(Figure record extracts)
+ + + + + + +
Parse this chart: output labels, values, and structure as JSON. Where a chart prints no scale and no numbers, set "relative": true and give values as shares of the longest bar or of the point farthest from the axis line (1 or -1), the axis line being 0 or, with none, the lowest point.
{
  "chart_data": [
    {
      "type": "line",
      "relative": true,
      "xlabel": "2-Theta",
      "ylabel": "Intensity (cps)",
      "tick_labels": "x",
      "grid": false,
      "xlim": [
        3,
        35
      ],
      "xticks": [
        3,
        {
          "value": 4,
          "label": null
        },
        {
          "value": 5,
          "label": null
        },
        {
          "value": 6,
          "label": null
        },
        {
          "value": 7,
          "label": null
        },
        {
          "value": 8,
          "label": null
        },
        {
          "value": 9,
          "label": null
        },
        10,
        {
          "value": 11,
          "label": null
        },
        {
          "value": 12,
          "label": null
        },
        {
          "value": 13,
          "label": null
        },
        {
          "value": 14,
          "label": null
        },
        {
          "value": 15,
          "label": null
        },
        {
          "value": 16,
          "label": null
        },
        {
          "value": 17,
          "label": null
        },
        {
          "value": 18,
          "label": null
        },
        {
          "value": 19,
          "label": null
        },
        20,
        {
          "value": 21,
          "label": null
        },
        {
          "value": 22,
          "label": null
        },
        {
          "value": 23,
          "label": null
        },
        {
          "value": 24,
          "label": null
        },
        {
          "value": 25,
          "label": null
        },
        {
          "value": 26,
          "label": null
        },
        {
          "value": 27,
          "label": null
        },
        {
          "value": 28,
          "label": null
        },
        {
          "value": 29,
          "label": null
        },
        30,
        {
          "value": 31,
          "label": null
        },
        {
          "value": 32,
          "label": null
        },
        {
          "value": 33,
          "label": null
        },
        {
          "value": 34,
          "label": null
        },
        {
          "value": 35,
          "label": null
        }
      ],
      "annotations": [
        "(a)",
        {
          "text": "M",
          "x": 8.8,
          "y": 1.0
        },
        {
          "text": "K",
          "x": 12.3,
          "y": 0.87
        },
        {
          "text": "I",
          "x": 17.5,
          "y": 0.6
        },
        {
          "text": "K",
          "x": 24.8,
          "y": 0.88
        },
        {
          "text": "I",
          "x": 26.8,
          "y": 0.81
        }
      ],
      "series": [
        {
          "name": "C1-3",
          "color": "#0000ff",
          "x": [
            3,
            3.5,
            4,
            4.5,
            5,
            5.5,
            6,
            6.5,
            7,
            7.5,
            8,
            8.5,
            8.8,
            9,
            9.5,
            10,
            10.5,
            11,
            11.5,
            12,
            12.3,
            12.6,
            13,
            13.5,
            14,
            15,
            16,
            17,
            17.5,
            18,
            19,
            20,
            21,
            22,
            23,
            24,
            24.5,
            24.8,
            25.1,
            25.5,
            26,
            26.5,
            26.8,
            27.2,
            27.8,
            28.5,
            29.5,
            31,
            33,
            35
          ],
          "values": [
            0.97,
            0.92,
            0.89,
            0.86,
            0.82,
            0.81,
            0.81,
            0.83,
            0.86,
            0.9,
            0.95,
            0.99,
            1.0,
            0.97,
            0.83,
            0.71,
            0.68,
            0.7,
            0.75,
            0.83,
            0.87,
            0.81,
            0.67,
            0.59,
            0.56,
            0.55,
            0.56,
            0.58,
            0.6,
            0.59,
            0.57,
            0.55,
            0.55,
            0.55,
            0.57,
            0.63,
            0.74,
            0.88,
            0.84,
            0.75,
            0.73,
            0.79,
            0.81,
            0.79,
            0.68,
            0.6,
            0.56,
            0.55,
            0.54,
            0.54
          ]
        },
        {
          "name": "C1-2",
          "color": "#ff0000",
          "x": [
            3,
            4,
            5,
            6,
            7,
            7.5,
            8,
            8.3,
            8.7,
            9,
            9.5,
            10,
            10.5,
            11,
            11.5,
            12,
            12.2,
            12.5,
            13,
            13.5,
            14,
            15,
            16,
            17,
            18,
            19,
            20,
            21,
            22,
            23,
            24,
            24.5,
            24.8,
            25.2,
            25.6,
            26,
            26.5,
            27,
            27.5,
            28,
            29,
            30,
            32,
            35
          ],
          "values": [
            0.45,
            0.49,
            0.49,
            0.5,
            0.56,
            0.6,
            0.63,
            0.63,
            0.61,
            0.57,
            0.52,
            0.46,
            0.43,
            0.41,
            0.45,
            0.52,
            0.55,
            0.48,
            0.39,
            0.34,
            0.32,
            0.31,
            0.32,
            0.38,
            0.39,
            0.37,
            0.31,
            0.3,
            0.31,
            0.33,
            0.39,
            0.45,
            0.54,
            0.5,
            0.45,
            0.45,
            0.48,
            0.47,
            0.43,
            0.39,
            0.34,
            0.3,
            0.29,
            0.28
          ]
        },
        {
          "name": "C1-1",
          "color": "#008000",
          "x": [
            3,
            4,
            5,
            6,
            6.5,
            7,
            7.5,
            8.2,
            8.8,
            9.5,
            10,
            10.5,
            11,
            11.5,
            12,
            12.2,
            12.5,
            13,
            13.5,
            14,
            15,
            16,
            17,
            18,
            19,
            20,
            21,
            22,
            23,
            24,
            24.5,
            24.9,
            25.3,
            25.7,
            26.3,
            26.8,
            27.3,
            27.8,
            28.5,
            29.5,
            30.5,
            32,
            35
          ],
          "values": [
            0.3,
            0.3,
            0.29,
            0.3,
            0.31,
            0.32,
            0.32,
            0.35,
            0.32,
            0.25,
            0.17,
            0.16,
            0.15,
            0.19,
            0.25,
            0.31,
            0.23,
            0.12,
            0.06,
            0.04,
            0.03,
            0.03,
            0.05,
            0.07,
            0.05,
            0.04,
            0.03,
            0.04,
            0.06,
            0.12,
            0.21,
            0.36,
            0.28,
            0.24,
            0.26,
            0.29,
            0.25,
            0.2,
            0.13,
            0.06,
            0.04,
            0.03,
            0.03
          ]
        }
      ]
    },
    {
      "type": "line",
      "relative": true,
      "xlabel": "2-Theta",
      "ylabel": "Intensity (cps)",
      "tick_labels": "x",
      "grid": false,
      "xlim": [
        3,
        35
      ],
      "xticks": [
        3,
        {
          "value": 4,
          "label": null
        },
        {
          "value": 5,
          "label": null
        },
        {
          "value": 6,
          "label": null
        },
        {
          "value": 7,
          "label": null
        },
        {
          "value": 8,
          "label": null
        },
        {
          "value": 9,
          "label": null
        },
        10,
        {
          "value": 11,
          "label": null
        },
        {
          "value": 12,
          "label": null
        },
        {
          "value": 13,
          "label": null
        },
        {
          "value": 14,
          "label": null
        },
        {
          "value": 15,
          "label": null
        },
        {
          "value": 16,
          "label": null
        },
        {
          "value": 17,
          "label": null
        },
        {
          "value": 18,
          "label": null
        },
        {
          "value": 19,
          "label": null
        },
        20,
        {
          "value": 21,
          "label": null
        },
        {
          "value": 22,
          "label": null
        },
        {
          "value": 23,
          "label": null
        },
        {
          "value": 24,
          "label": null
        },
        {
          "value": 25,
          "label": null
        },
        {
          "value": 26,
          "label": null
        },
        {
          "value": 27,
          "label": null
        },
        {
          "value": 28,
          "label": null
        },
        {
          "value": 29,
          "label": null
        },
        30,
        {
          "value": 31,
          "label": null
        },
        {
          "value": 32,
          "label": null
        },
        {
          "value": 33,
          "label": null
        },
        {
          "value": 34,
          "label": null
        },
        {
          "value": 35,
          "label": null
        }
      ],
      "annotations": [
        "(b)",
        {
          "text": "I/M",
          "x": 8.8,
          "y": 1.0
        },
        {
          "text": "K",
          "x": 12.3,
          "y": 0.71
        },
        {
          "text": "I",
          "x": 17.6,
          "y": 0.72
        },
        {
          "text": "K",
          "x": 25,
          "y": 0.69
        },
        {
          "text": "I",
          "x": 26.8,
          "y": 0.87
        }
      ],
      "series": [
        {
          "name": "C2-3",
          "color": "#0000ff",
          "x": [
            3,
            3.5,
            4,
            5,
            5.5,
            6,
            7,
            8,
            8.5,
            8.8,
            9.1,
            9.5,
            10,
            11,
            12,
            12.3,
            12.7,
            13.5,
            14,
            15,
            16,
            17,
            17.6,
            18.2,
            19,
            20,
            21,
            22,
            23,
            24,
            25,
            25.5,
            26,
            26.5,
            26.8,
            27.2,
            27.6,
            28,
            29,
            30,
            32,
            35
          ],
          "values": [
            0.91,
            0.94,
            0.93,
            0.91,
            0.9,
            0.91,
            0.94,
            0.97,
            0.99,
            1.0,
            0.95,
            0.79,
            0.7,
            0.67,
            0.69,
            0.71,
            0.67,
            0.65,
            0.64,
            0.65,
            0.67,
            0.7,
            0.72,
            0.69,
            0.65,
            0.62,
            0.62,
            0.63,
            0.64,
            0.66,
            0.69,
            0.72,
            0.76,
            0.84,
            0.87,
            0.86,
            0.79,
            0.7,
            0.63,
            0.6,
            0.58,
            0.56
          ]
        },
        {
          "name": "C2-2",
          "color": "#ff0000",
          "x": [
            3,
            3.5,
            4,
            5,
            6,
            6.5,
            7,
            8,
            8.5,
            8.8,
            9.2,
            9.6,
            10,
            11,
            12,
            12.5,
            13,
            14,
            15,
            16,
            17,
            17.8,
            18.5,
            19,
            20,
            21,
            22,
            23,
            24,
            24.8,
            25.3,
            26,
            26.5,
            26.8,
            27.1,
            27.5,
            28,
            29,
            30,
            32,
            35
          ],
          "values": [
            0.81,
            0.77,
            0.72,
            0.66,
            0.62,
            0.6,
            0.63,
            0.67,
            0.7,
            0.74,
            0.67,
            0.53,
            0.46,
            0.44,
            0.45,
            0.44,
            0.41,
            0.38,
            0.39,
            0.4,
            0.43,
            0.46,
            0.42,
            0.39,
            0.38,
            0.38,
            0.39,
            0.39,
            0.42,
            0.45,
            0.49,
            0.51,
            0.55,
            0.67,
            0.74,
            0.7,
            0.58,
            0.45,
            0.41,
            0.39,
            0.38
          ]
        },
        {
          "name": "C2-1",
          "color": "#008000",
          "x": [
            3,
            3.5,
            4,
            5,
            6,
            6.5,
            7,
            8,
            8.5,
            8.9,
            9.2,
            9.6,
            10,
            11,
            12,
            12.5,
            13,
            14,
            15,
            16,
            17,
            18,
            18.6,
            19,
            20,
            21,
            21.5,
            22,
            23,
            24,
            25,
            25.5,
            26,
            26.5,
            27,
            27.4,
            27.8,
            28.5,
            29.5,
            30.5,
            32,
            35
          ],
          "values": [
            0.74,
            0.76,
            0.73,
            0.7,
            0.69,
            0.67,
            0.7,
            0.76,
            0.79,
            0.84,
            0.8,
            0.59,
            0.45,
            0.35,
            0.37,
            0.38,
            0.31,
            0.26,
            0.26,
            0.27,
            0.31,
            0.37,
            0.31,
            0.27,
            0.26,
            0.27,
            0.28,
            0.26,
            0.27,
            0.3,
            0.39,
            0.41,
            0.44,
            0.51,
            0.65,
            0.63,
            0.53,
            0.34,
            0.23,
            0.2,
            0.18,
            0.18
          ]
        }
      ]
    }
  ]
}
+ + + + + + +
_Written exercise_
Your task is to pick out every line with the string "name" and copy it.

_Reply_
          "name": "C1-3",
          "name": "C1-2",
          "name": "C1-1",
          "name": "C2-3",
          "name": "C2-2",
          "name": "C2-1",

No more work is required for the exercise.